→ TO BE DONE
Exclude the pictures; give every entry again exactly as written.

--- BEGIN ---

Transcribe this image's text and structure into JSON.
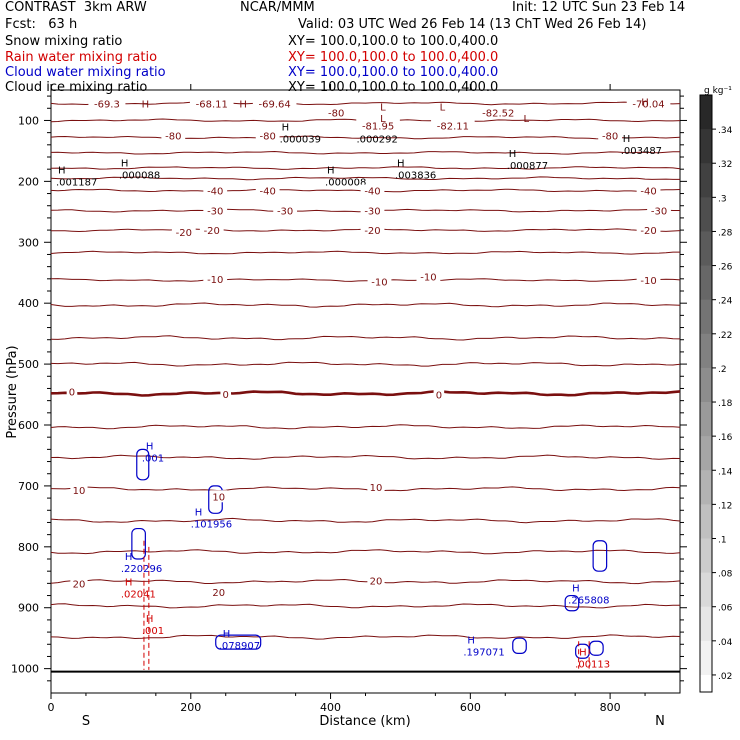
{
  "header": {
    "left_title": "CONTRAST  3km ARW",
    "center_title": "NCAR/MMM",
    "init": "Init: 12 UTC Sun 23 Feb 14",
    "fcst": "Fcst:   63 h",
    "valid": "Valid: 03 UTC Wed 26 Feb 14 (13 ChT Wed 26 Feb 14)",
    "fields": [
      {
        "name": "Snow mixing ratio",
        "xy": "XY= 100.0,100.0 to 100.0,400.0",
        "color": "#000000"
      },
      {
        "name": "Rain water mixing ratio",
        "xy": "XY= 100.0,100.0 to 100.0,400.0",
        "color": "#d20000"
      },
      {
        "name": "Cloud water mixing ratio",
        "xy": "XY= 100.0,100.0 to 100.0,400.0",
        "color": "#0000c8"
      },
      {
        "name": "Cloud ice mixing ratio",
        "xy": "XY= 100.0,100.0 to 100.0,400.0",
        "color": "#000000"
      }
    ]
  },
  "chart_data": {
    "type": "cross-section",
    "xlabel": "Distance (km)",
    "ylabel": "Pressure (hPa)",
    "xlim": [
      0,
      900
    ],
    "ylim": [
      50,
      1040
    ],
    "x_ticks": [
      0,
      200,
      400,
      600,
      800
    ],
    "y_ticks": [
      100,
      200,
      300,
      400,
      500,
      600,
      700,
      800,
      900,
      1000
    ],
    "endpoint_labels": {
      "left": "S",
      "right": "N"
    },
    "temperature_contours": [
      {
        "p": 72,
        "label": ""
      },
      {
        "p": 100,
        "label": ""
      },
      {
        "p": 128,
        "label": "-80"
      },
      {
        "p": 153,
        "label": ""
      },
      {
        "p": 178,
        "label": ""
      },
      {
        "p": 195,
        "label": ""
      },
      {
        "p": 215,
        "label": "-40"
      },
      {
        "p": 248,
        "label": "-30"
      },
      {
        "p": 280,
        "label": "-20"
      },
      {
        "p": 317,
        "label": ""
      },
      {
        "p": 362,
        "label": "-10"
      },
      {
        "p": 403,
        "label": ""
      },
      {
        "p": 457,
        "label": ""
      },
      {
        "p": 500,
        "label": ""
      },
      {
        "p": 548,
        "label": "0",
        "freezing": true
      },
      {
        "p": 603,
        "label": ""
      },
      {
        "p": 653,
        "label": ""
      },
      {
        "p": 705,
        "label": "10"
      },
      {
        "p": 757,
        "label": ""
      },
      {
        "p": 808,
        "label": ""
      },
      {
        "p": 857,
        "label": "20"
      },
      {
        "p": 897,
        "label": ""
      },
      {
        "p": 948,
        "label": ""
      }
    ],
    "contour_labels": [
      {
        "x": 80,
        "p": 72,
        "text": "-69.3"
      },
      {
        "x": 230,
        "p": 72,
        "text": "-68.11"
      },
      {
        "x": 320,
        "p": 72,
        "text": "-69.64"
      },
      {
        "x": 855,
        "p": 72,
        "text": "-70.04"
      },
      {
        "x": 408,
        "p": 87,
        "text": "-80"
      },
      {
        "x": 640,
        "p": 87,
        "text": "-82.52"
      },
      {
        "x": 468,
        "p": 108,
        "text": "-81.95"
      },
      {
        "x": 575,
        "p": 108,
        "text": "-82.11"
      },
      {
        "x": 175,
        "p": 125,
        "text": "-80"
      },
      {
        "x": 310,
        "p": 125,
        "text": "-80"
      },
      {
        "x": 800,
        "p": 125,
        "text": "-80"
      },
      {
        "x": 235,
        "p": 215,
        "text": "-40"
      },
      {
        "x": 310,
        "p": 215,
        "text": "-40"
      },
      {
        "x": 460,
        "p": 215,
        "text": "-40"
      },
      {
        "x": 855,
        "p": 215,
        "text": "-40"
      },
      {
        "x": 235,
        "p": 248,
        "text": "-30"
      },
      {
        "x": 335,
        "p": 248,
        "text": "-30"
      },
      {
        "x": 460,
        "p": 248,
        "text": "-30"
      },
      {
        "x": 870,
        "p": 248,
        "text": "-30"
      },
      {
        "x": 190,
        "p": 283,
        "text": "-20"
      },
      {
        "x": 230,
        "p": 280,
        "text": "-20"
      },
      {
        "x": 460,
        "p": 280,
        "text": "-20"
      },
      {
        "x": 855,
        "p": 280,
        "text": "-20"
      },
      {
        "x": 235,
        "p": 360,
        "text": "-10"
      },
      {
        "x": 470,
        "p": 364,
        "text": "-10"
      },
      {
        "x": 540,
        "p": 356,
        "text": "-10"
      },
      {
        "x": 855,
        "p": 362,
        "text": "-10"
      },
      {
        "x": 30,
        "p": 545,
        "text": "0"
      },
      {
        "x": 250,
        "p": 549,
        "text": "0"
      },
      {
        "x": 555,
        "p": 550,
        "text": "0"
      },
      {
        "x": 40,
        "p": 707,
        "text": "10"
      },
      {
        "x": 240,
        "p": 717,
        "text": "10"
      },
      {
        "x": 465,
        "p": 702,
        "text": "10"
      },
      {
        "x": 40,
        "p": 860,
        "text": "20"
      },
      {
        "x": 240,
        "p": 874,
        "text": "20"
      },
      {
        "x": 465,
        "p": 855,
        "text": "20"
      }
    ],
    "high_low_markers": [
      {
        "x": 135,
        "p": 72,
        "text": "H"
      },
      {
        "x": 275,
        "p": 72,
        "text": "H"
      },
      {
        "x": 475,
        "p": 77,
        "text": "L"
      },
      {
        "x": 560,
        "p": 77,
        "text": "L"
      },
      {
        "x": 850,
        "p": 69,
        "text": "H"
      },
      {
        "x": 475,
        "p": 96,
        "text": "L"
      },
      {
        "x": 680,
        "p": 96,
        "text": "L"
      }
    ],
    "snow_maxima": [
      {
        "x": 330,
        "p": 120,
        "value": ".000039"
      },
      {
        "x": 440,
        "p": 120,
        "value": ".000292"
      },
      {
        "x": 655,
        "p": 163,
        "value": ".000877"
      },
      {
        "x": 100,
        "p": 179,
        "value": ".000088"
      },
      {
        "x": 10,
        "p": 190,
        "value": ".001187"
      },
      {
        "x": 395,
        "p": 190,
        "value": ".000008"
      },
      {
        "x": 495,
        "p": 179,
        "value": ".003836"
      },
      {
        "x": 818,
        "p": 139,
        "value": ".003487"
      }
    ],
    "cloud_water_maxima": [
      {
        "x": 130,
        "p": 647,
        "value": ".001"
      },
      {
        "x": 200,
        "p": 755,
        "value": ".101956"
      },
      {
        "x": 100,
        "p": 828,
        "value": ".220296"
      },
      {
        "x": 240,
        "p": 955,
        "value": ".078907"
      },
      {
        "x": 590,
        "p": 965,
        "value": ".197071"
      },
      {
        "x": 740,
        "p": 880,
        "value": ".265808"
      }
    ],
    "rain_water_maxima": [
      {
        "x": 100,
        "p": 870,
        "value": ".02041"
      },
      {
        "x": 130,
        "p": 930,
        "value": ".001"
      },
      {
        "x": 750,
        "p": 985,
        "value": ".00113"
      }
    ],
    "colorbar": {
      "unit": "g kg⁻¹",
      "labels": [
        ".34",
        ".32",
        ".3",
        ".28",
        ".26",
        ".24",
        ".22",
        ".2",
        ".18",
        ".16",
        ".14",
        ".12",
        ".1",
        ".08",
        ".06",
        ".04",
        ".02"
      ],
      "levels": [
        0.34,
        0.32,
        0.3,
        0.28,
        0.26,
        0.24,
        0.22,
        0.2,
        0.18,
        0.16,
        0.14,
        0.12,
        0.1,
        0.08,
        0.06,
        0.04,
        0.02
      ]
    },
    "colors": {
      "temperature": "#7a0f0f",
      "snow": "#000000",
      "rain": "#d20000",
      "cloud_water": "#0000c8",
      "frame": "#000000"
    }
  }
}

--- END ---

→ RESULT OF THE EXERCISE
Transcribe this image's text and structure into JSON.
{
  "header": {
    "left_title": "CONTRAST  3km ARW",
    "center_title": "NCAR/MMM",
    "init": "Init: 12 UTC Sun 23 Feb 14",
    "fcst": "Fcst:   63 h",
    "valid": "Valid: 03 UTC Wed 26 Feb 14 (13 ChT Wed 26 Feb 14)",
    "fields": [
      {
        "name": "Snow mixing ratio",
        "xy": "XY= 100.0,100.0 to 100.0,400.0",
        "color": "#000000"
      },
      {
        "name": "Rain water mixing ratio",
        "xy": "XY= 100.0,100.0 to 100.0,400.0",
        "color": "#d20000"
      },
      {
        "name": "Cloud water mixing ratio",
        "xy": "XY= 100.0,100.0 to 100.0,400.0",
        "color": "#0000c8"
      },
      {
        "name": "Cloud ice mixing ratio",
        "xy": "XY= 100.0,100.0 to 100.0,400.0",
        "color": "#000000"
      }
    ]
  },
  "chart_data": {
    "type": "cross-section",
    "xlabel": "Distance (km)",
    "ylabel": "Pressure (hPa)",
    "xlim": [
      0,
      900
    ],
    "ylim": [
      50,
      1040
    ],
    "x_ticks": [
      0,
      200,
      400,
      600,
      800
    ],
    "y_ticks": [
      100,
      200,
      300,
      400,
      500,
      600,
      700,
      800,
      900,
      1000
    ],
    "endpoint_labels": {
      "left": "S",
      "right": "N"
    },
    "temperature_contours": [
      {
        "p": 72,
        "label": ""
      },
      {
        "p": 100,
        "label": ""
      },
      {
        "p": 128,
        "label": "-80"
      },
      {
        "p": 153,
        "label": ""
      },
      {
        "p": 178,
        "label": ""
      },
      {
        "p": 195,
        "label": ""
      },
      {
        "p": 215,
        "label": "-40"
      },
      {
        "p": 248,
        "label": "-30"
      },
      {
        "p": 280,
        "label": "-20"
      },
      {
        "p": 317,
        "label": ""
      },
      {
        "p": 362,
        "label": "-10"
      },
      {
        "p": 403,
        "label": ""
      },
      {
        "p": 457,
        "label": ""
      },
      {
        "p": 500,
        "label": ""
      },
      {
        "p": 548,
        "label": "0",
        "freezing": true
      },
      {
        "p": 603,
        "label": ""
      },
      {
        "p": 653,
        "label": ""
      },
      {
        "p": 705,
        "label": "10"
      },
      {
        "p": 757,
        "label": ""
      },
      {
        "p": 808,
        "label": ""
      },
      {
        "p": 857,
        "label": "20"
      },
      {
        "p": 897,
        "label": ""
      },
      {
        "p": 948,
        "label": ""
      }
    ],
    "contour_labels": [
      {
        "x": 80,
        "p": 72,
        "text": "-69.3"
      },
      {
        "x": 230,
        "p": 72,
        "text": "-68.11"
      },
      {
        "x": 320,
        "p": 72,
        "text": "-69.64"
      },
      {
        "x": 855,
        "p": 72,
        "text": "-70.04"
      },
      {
        "x": 408,
        "p": 87,
        "text": "-80"
      },
      {
        "x": 640,
        "p": 87,
        "text": "-82.52"
      },
      {
        "x": 468,
        "p": 108,
        "text": "-81.95"
      },
      {
        "x": 575,
        "p": 108,
        "text": "-82.11"
      },
      {
        "x": 175,
        "p": 125,
        "text": "-80"
      },
      {
        "x": 310,
        "p": 125,
        "text": "-80"
      },
      {
        "x": 800,
        "p": 125,
        "text": "-80"
      },
      {
        "x": 235,
        "p": 215,
        "text": "-40"
      },
      {
        "x": 310,
        "p": 215,
        "text": "-40"
      },
      {
        "x": 460,
        "p": 215,
        "text": "-40"
      },
      {
        "x": 855,
        "p": 215,
        "text": "-40"
      },
      {
        "x": 235,
        "p": 248,
        "text": "-30"
      },
      {
        "x": 335,
        "p": 248,
        "text": "-30"
      },
      {
        "x": 460,
        "p": 248,
        "text": "-30"
      },
      {
        "x": 870,
        "p": 248,
        "text": "-30"
      },
      {
        "x": 190,
        "p": 283,
        "text": "-20"
      },
      {
        "x": 230,
        "p": 280,
        "text": "-20"
      },
      {
        "x": 460,
        "p": 280,
        "text": "-20"
      },
      {
        "x": 855,
        "p": 280,
        "text": "-20"
      },
      {
        "x": 235,
        "p": 360,
        "text": "-10"
      },
      {
        "x": 470,
        "p": 364,
        "text": "-10"
      },
      {
        "x": 540,
        "p": 356,
        "text": "-10"
      },
      {
        "x": 855,
        "p": 362,
        "text": "-10"
      },
      {
        "x": 30,
        "p": 545,
        "text": "0"
      },
      {
        "x": 250,
        "p": 549,
        "text": "0"
      },
      {
        "x": 555,
        "p": 550,
        "text": "0"
      },
      {
        "x": 40,
        "p": 707,
        "text": "10"
      },
      {
        "x": 240,
        "p": 717,
        "text": "10"
      },
      {
        "x": 465,
        "p": 702,
        "text": "10"
      },
      {
        "x": 40,
        "p": 860,
        "text": "20"
      },
      {
        "x": 240,
        "p": 874,
        "text": "20"
      },
      {
        "x": 465,
        "p": 855,
        "text": "20"
      }
    ],
    "high_low_markers": [
      {
        "x": 135,
        "p": 72,
        "text": "H"
      },
      {
        "x": 275,
        "p": 72,
        "text": "H"
      },
      {
        "x": 475,
        "p": 77,
        "text": "L"
      },
      {
        "x": 560,
        "p": 77,
        "text": "L"
      },
      {
        "x": 850,
        "p": 69,
        "text": "H"
      },
      {
        "x": 475,
        "p": 96,
        "text": "L"
      },
      {
        "x": 680,
        "p": 96,
        "text": "L"
      }
    ],
    "snow_maxima": [
      {
        "x": 330,
        "p": 120,
        "value": ".000039"
      },
      {
        "x": 440,
        "p": 120,
        "value": ".000292"
      },
      {
        "x": 655,
        "p": 163,
        "value": ".000877"
      },
      {
        "x": 100,
        "p": 179,
        "value": ".000088"
      },
      {
        "x": 10,
        "p": 190,
        "value": ".001187"
      },
      {
        "x": 395,
        "p": 190,
        "value": ".000008"
      },
      {
        "x": 495,
        "p": 179,
        "value": ".003836"
      },
      {
        "x": 818,
        "p": 139,
        "value": ".003487"
      }
    ],
    "cloud_water_maxima": [
      {
        "x": 130,
        "p": 647,
        "value": ".001"
      },
      {
        "x": 200,
        "p": 755,
        "value": ".101956"
      },
      {
        "x": 100,
        "p": 828,
        "value": ".220296"
      },
      {
        "x": 240,
        "p": 955,
        "value": ".078907"
      },
      {
        "x": 590,
        "p": 965,
        "value": ".197071"
      },
      {
        "x": 740,
        "p": 880,
        "value": ".265808"
      }
    ],
    "rain_water_maxima": [
      {
        "x": 100,
        "p": 870,
        "value": ".02041"
      },
      {
        "x": 130,
        "p": 930,
        "value": ".001"
      },
      {
        "x": 750,
        "p": 985,
        "value": ".00113"
      }
    ],
    "colorbar": {
      "unit": "g kg⁻¹",
      "labels": [
        ".34",
        ".32",
        ".3",
        ".28",
        ".26",
        ".24",
        ".22",
        ".2",
        ".18",
        ".16",
        ".14",
        ".12",
        ".1",
        ".08",
        ".06",
        ".04",
        ".02"
      ],
      "levels": [
        0.34,
        0.32,
        0.3,
        0.28,
        0.26,
        0.24,
        0.22,
        0.2,
        0.18,
        0.16,
        0.14,
        0.12,
        0.1,
        0.08,
        0.06,
        0.04,
        0.02
      ]
    },
    "colors": {
      "temperature": "#7a0f0f",
      "snow": "#000000",
      "rain": "#d20000",
      "cloud_water": "#0000c8",
      "frame": "#000000"
    }
  }
}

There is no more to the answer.